■ **Exercise aim**
Could you please write out each line of the records exactly, minus the pictures?
:::
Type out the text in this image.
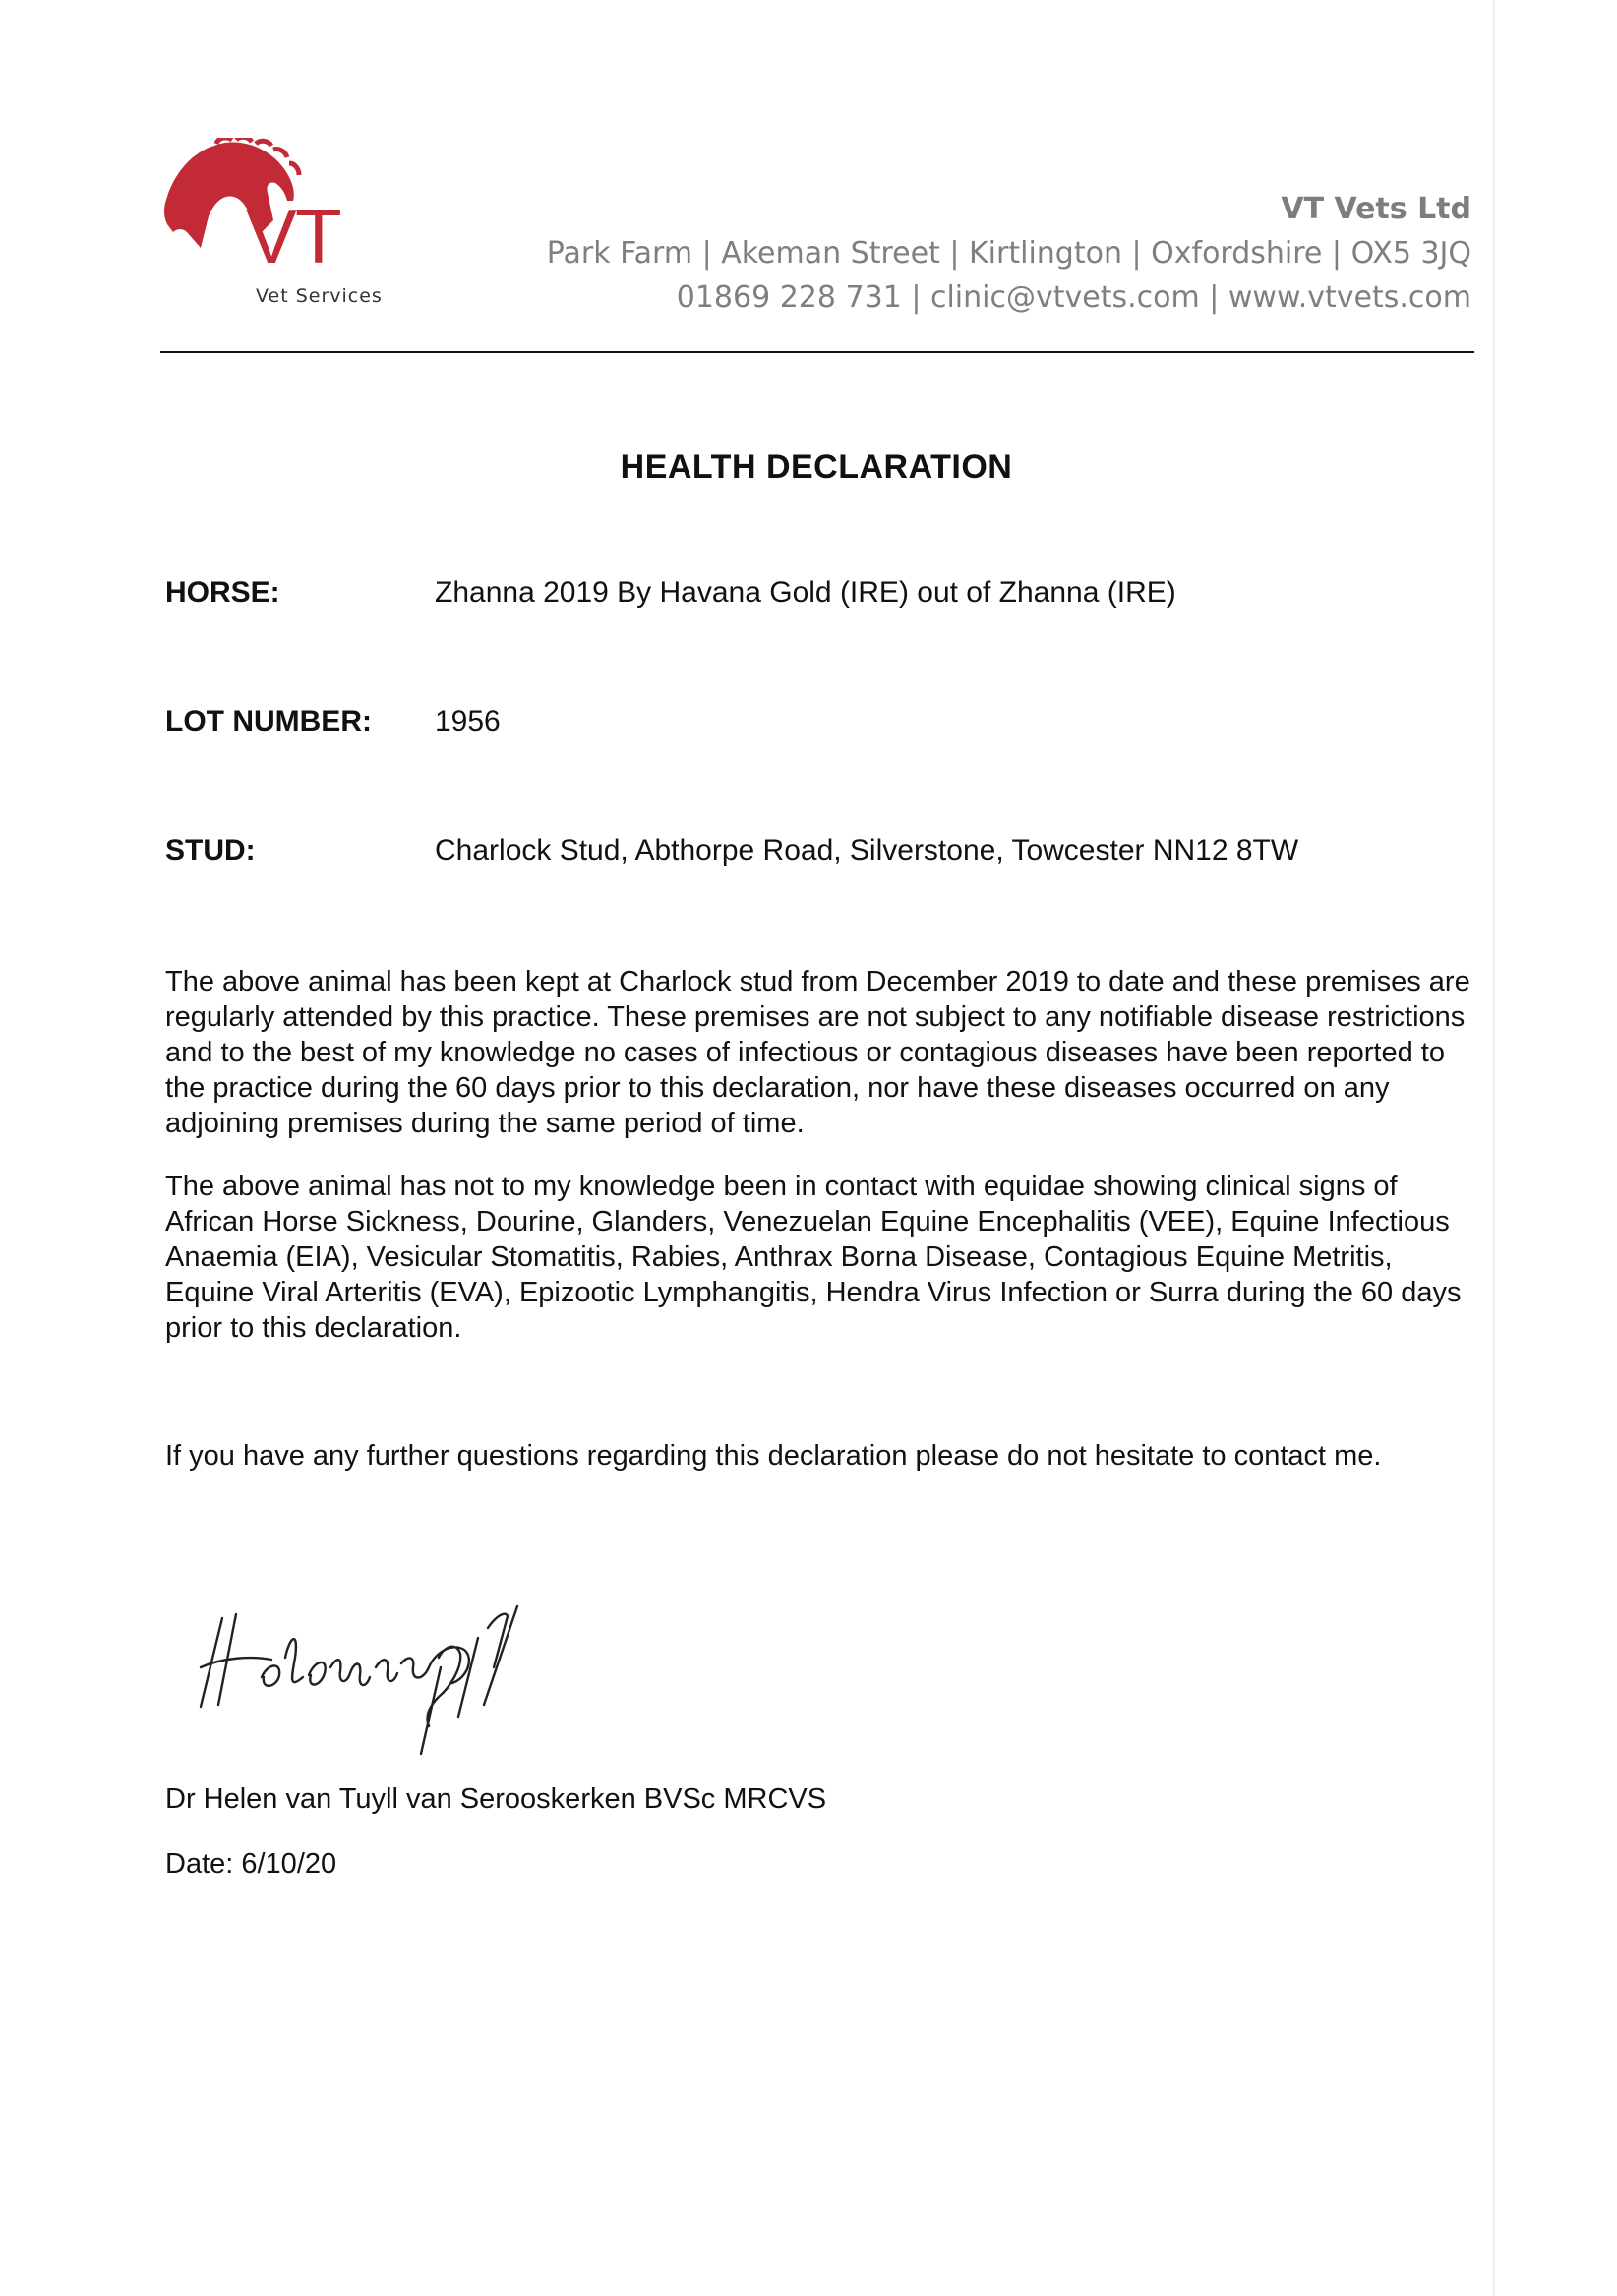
VT
Vet Services
VT Vets Ltd
Park Farm | Akeman Street | Kirtlington | Oxfordshire | OX5 3JQ
01869 228 731 | clinic@vtvets.com | www.vtvets.com
HEALTH DECLARATION
HORSE:	Zhanna 2019 By Havana Gold (IRE) out of Zhanna (IRE)
LOT NUMBER: 1956
STUD:	Charlock Stud, Abthorpe Road, Silverstone, Towcester NN12 8TW
The above animal has been kept at Charlock stud from December 2019 to date and these premises are regularly attended by this practice. These premises are not subject to any notifiable disease restrictions and to the best of my knowledge no cases of infectious or contagious diseases have been reported to the practice during the 60 days prior to this declaration, nor have these diseases occurred on any adjoining premises during the same period of time.
The above animal has not to my knowledge been in contact with equidae showing clinical signs of African Horse Sickness, Dourine, Glanders, Venezuelan Equine Encephalitis (VEE), Equine Infectious Anaemia (EIA), Vesicular Stomatitis, Rabies, Anthrax Borna Disease, Contagious Equine Metritis, Equine Viral Arteritis (EVA), Epizootic Lymphangitis, Hendra Virus Infection or Surra during the 60 days prior to this declaration.
If you have any further questions regarding this declaration please do not hesitate to contact me.
Dr Helen van Tuyll van Serooskerken BVSc MRCVS
Date: 6/10/20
:::
■ **Response to this task**
Type out the text in this image.
VT
Vet Services
VT Vets Ltd
Park Farm | Akeman Street | Kirtlington | Oxfordshire | OX5 3JQ
01869 228 731 | clinic@vtvets.com | www.vtvets.com
HEALTH DECLARATION
HORSE:	Zhanna 2019 By Havana Gold (IRE) out of Zhanna (IRE)
LOT NUMBER: 1956
STUD:	Charlock Stud, Abthorpe Road, Silverstone, Towcester NN12 8TW
The above animal has been kept at Charlock stud from December 2019 to date and these premises are regularly attended by this practice. These premises are not subject to any notifiable disease restrictions and to the best of my knowledge no cases of infectious or contagious diseases have been reported to the practice during the 60 days prior to this declaration, nor have these diseases occurred on any adjoining premises during the same period of time.
The above animal has not to my knowledge been in contact with equidae showing clinical signs of African Horse Sickness, Dourine, Glanders, Venezuelan Equine Encephalitis (VEE), Equine Infectious Anaemia (EIA), Vesicular Stomatitis, Rabies, Anthrax Borna Disease, Contagious Equine Metritis, Equine Viral Arteritis (EVA), Epizootic Lymphangitis, Hendra Virus Infection or Surra during the 60 days prior to this declaration.
If you have any further questions regarding this declaration please do not hesitate to contact me.
Dr Helen van Tuyll van Serooskerken BVSc MRCVS
Date: 6/10/20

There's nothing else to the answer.